Produce an exact transcription of the listing below, omitting the pictures.
[Start RECORDS]
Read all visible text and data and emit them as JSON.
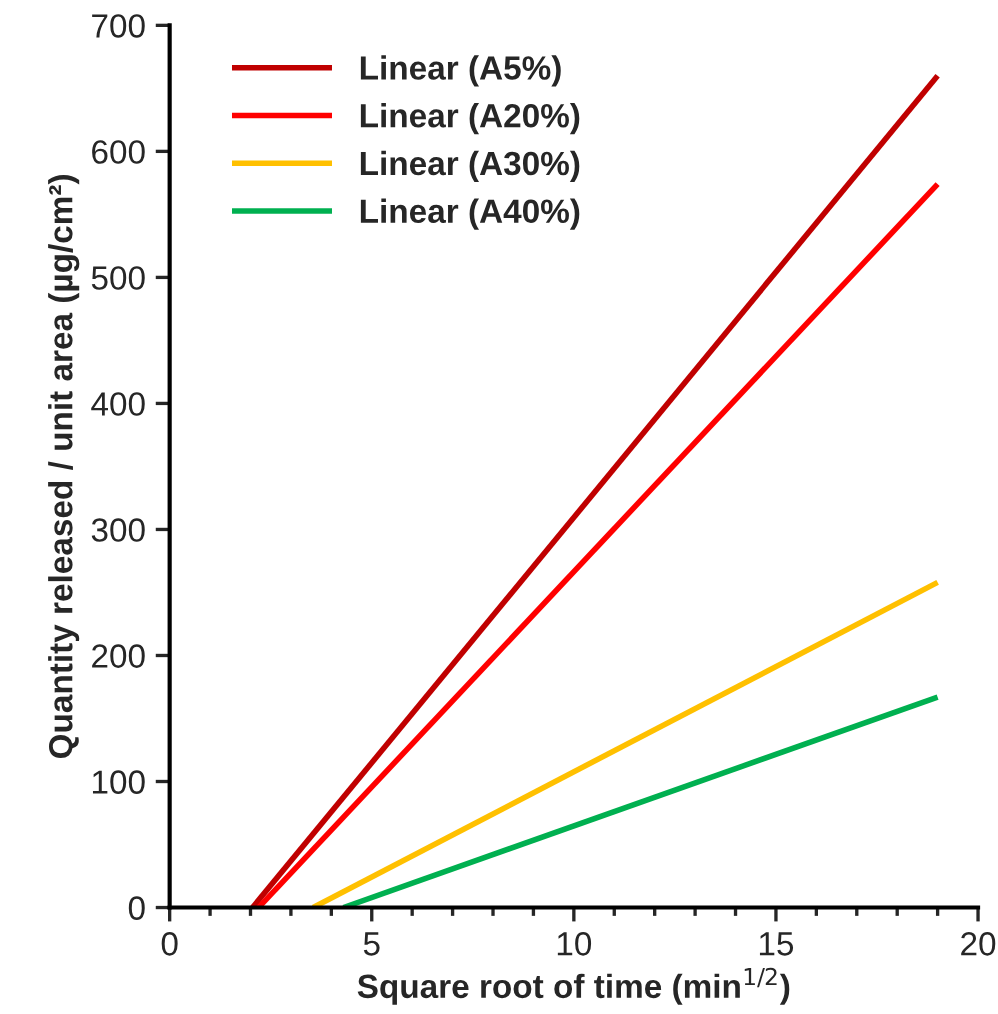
{
  "chart_data": {
    "type": "line",
    "xlabel": "Square root of time (min$^{1/2}$)",
    "ylabel": "Quantity released / unit area (µg/cm²)",
    "xlim": [
      0,
      20
    ],
    "xticks": [
      0,
      5,
      10,
      15,
      20
    ],
    "ylim": [
      0,
      700
    ],
    "yticks": [
      0,
      100,
      200,
      300,
      400,
      500,
      600,
      700
    ],
    "grid": false,
    "legend": "top left",
    "marker": "none",
    "line_style": "solid",
    "series": [
      {
        "name": "Linear (A5%)",
        "color": "#c00000",
        "x": [
          2.05,
          19
        ],
        "values": [
          0,
          660
        ]
      },
      {
        "name": "Linear (A20%)",
        "color": "#ff0000",
        "x": [
          2.2,
          19
        ],
        "values": [
          0,
          574
        ]
      },
      {
        "name": "Linear (A30%)",
        "color": "#ffc000",
        "x": [
          3.55,
          19
        ],
        "values": [
          0,
          258
        ]
      },
      {
        "name": "Linear (A40%)",
        "color": "#00b050",
        "x": [
          4.3,
          19
        ],
        "values": [
          0,
          167
        ]
      }
    ]
  }
}
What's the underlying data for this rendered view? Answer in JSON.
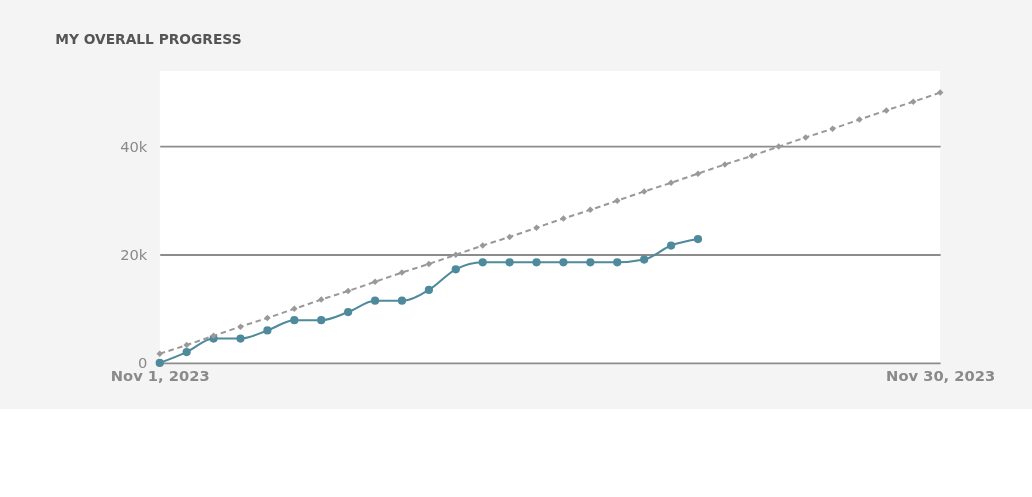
{
  "chart_data": {
    "type": "line",
    "title": "MY OVERALL PROGRESS",
    "xlim": [
      "2023-11-01",
      "2023-11-30"
    ],
    "xticks": [
      {
        "value": "2023-11-01",
        "label": "Nov 1, 2023"
      },
      {
        "value": "2023-11-30",
        "label": "Nov 30, 2023"
      }
    ],
    "ylim": [
      0,
      54000
    ],
    "yticks": [
      0,
      {
        "value": 20000,
        "label": "20k"
      },
      {
        "value": 40000,
        "label": "40k"
      }
    ],
    "grid": "y",
    "series": [
      {
        "color": "#999999",
        "marker": "diamond",
        "line_style": "dashed",
        "x": [
          "2023-11-01",
          "2023-11-02",
          "2023-11-03",
          "2023-11-04",
          "2023-11-05",
          "2023-11-06",
          "2023-11-07",
          "2023-11-08",
          "2023-11-09",
          "2023-11-10",
          "2023-11-11",
          "2023-11-12",
          "2023-11-13",
          "2023-11-14",
          "2023-11-15",
          "2023-11-16",
          "2023-11-17",
          "2023-11-18",
          "2023-11-19",
          "2023-11-20",
          "2023-11-21",
          "2023-11-22",
          "2023-11-23",
          "2023-11-24",
          "2023-11-25",
          "2023-11-26",
          "2023-11-27",
          "2023-11-28",
          "2023-11-29",
          "2023-11-30"
        ],
        "values": [
          1700,
          3300,
          5000,
          6700,
          8300,
          10000,
          11700,
          13300,
          15000,
          16700,
          18300,
          20000,
          21700,
          23300,
          25000,
          26700,
          28300,
          30000,
          31700,
          33300,
          35000,
          36700,
          38300,
          40000,
          41700,
          43300,
          45000,
          46700,
          48300,
          50000
        ]
      },
      {
        "color": "#4e8a9b",
        "marker": "circle",
        "line_style": "solid",
        "x": [
          "2023-11-01",
          "2023-11-02",
          "2023-11-03",
          "2023-11-04",
          "2023-11-05",
          "2023-11-06",
          "2023-11-07",
          "2023-11-08",
          "2023-11-09",
          "2023-11-10",
          "2023-11-11",
          "2023-11-12",
          "2023-11-13",
          "2023-11-14",
          "2023-11-15",
          "2023-11-16",
          "2023-11-17",
          "2023-11-18",
          "2023-11-19",
          "2023-11-20",
          "2023-11-21"
        ],
        "values": [
          0,
          2000,
          4500,
          4500,
          6000,
          7900,
          7900,
          9400,
          11500,
          11500,
          13500,
          17300,
          18600,
          18600,
          18600,
          18600,
          18600,
          18600,
          19100,
          21700,
          22900
        ]
      }
    ]
  }
}
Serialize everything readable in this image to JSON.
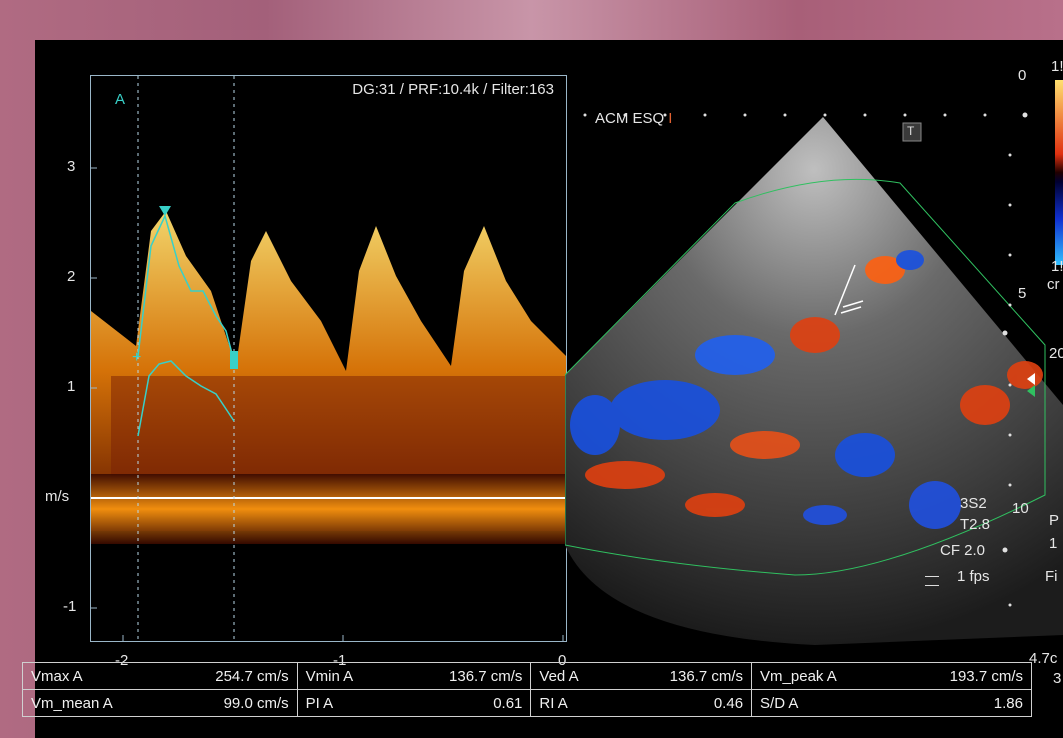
[End RECORDS]
● **REPLY TO THE TASK**
Read all visible text and data and emit them as JSON.
{
  "chart_data": {
    "type": "line",
    "xlabel": "Square root of time (min$^{1/2}$)",
    "ylabel": "Quantity released / unit area (µg/cm²)",
    "xlim": [
      0,
      20
    ],
    "xticks": [
      0,
      5,
      10,
      15,
      20
    ],
    "ylim": [
      0,
      700
    ],
    "yticks": [
      0,
      100,
      200,
      300,
      400,
      500,
      600,
      700
    ],
    "grid": false,
    "legend": "top left",
    "marker": "none",
    "line_style": "solid",
    "series": [
      {
        "name": "Linear (A5%)",
        "color": "#c00000",
        "x": [
          2.05,
          19
        ],
        "values": [
          0,
          660
        ]
      },
      {
        "name": "Linear (A20%)",
        "color": "#ff0000",
        "x": [
          2.2,
          19
        ],
        "values": [
          0,
          574
        ]
      },
      {
        "name": "Linear (A30%)",
        "color": "#ffc000",
        "x": [
          3.55,
          19
        ],
        "values": [
          0,
          258
        ]
      },
      {
        "name": "Linear (A40%)",
        "color": "#00b050",
        "x": [
          4.3,
          19
        ],
        "values": [
          0,
          167
        ]
      }
    ]
  }
}
What's the underlying data for this rendered view? Answer in JSON.
{
  "chart_data": {
    "type": "line",
    "title": "MY OVERALL PROGRESS",
    "xlim": [
      "2023-11-01",
      "2023-11-30"
    ],
    "xticks": [
      {
        "value": "2023-11-01",
        "label": "Nov 1, 2023"
      },
      {
        "value": "2023-11-30",
        "label": "Nov 30, 2023"
      }
    ],
    "ylim": [
      0,
      54000
    ],
    "yticks": [
      0,
      {
        "value": 20000,
        "label": "20k"
      },
      {
        "value": 40000,
        "label": "40k"
      }
    ],
    "grid": "y",
    "series": [
      {
        "color": "#999999",
        "marker": "diamond",
        "line_style": "dashed",
        "x": [
          "2023-11-01",
          "2023-11-02",
          "2023-11-03",
          "2023-11-04",
          "2023-11-05",
          "2023-11-06",
          "2023-11-07",
          "2023-11-08",
          "2023-11-09",
          "2023-11-10",
          "2023-11-11",
          "2023-11-12",
          "2023-11-13",
          "2023-11-14",
          "2023-11-15",
          "2023-11-16",
          "2023-11-17",
          "2023-11-18",
          "2023-11-19",
          "2023-11-20",
          "2023-11-21",
          "2023-11-22",
          "2023-11-23",
          "2023-11-24",
          "2023-11-25",
          "2023-11-26",
          "2023-11-27",
          "2023-11-28",
          "2023-11-29",
          "2023-11-30"
        ],
        "values": [
          1700,
          3300,
          5000,
          6700,
          8300,
          10000,
          11700,
          13300,
          15000,
          16700,
          18300,
          20000,
          21700,
          23300,
          25000,
          26700,
          28300,
          30000,
          31700,
          33300,
          35000,
          36700,
          38300,
          40000,
          41700,
          43300,
          45000,
          46700,
          48300,
          50000
        ]
      },
      {
        "color": "#4e8a9b",
        "marker": "circle",
        "line_style": "solid",
        "x": [
          "2023-11-01",
          "2023-11-02",
          "2023-11-03",
          "2023-11-04",
          "2023-11-05",
          "2023-11-06",
          "2023-11-07",
          "2023-11-08",
          "2023-11-09",
          "2023-11-10",
          "2023-11-11",
          "2023-11-12",
          "2023-11-13",
          "2023-11-14",
          "2023-11-15",
          "2023-11-16",
          "2023-11-17",
          "2023-11-18",
          "2023-11-19",
          "2023-11-20",
          "2023-11-21"
        ],
        "values": [
          0,
          2000,
          4500,
          4500,
          6000,
          7900,
          7900,
          9400,
          11500,
          11500,
          13500,
          17300,
          18600,
          18600,
          18600,
          18600,
          18600,
          18600,
          19100,
          21700,
          22900
        ]
      }
    ]
  }
}
Serialize everything readable in this image to JSON.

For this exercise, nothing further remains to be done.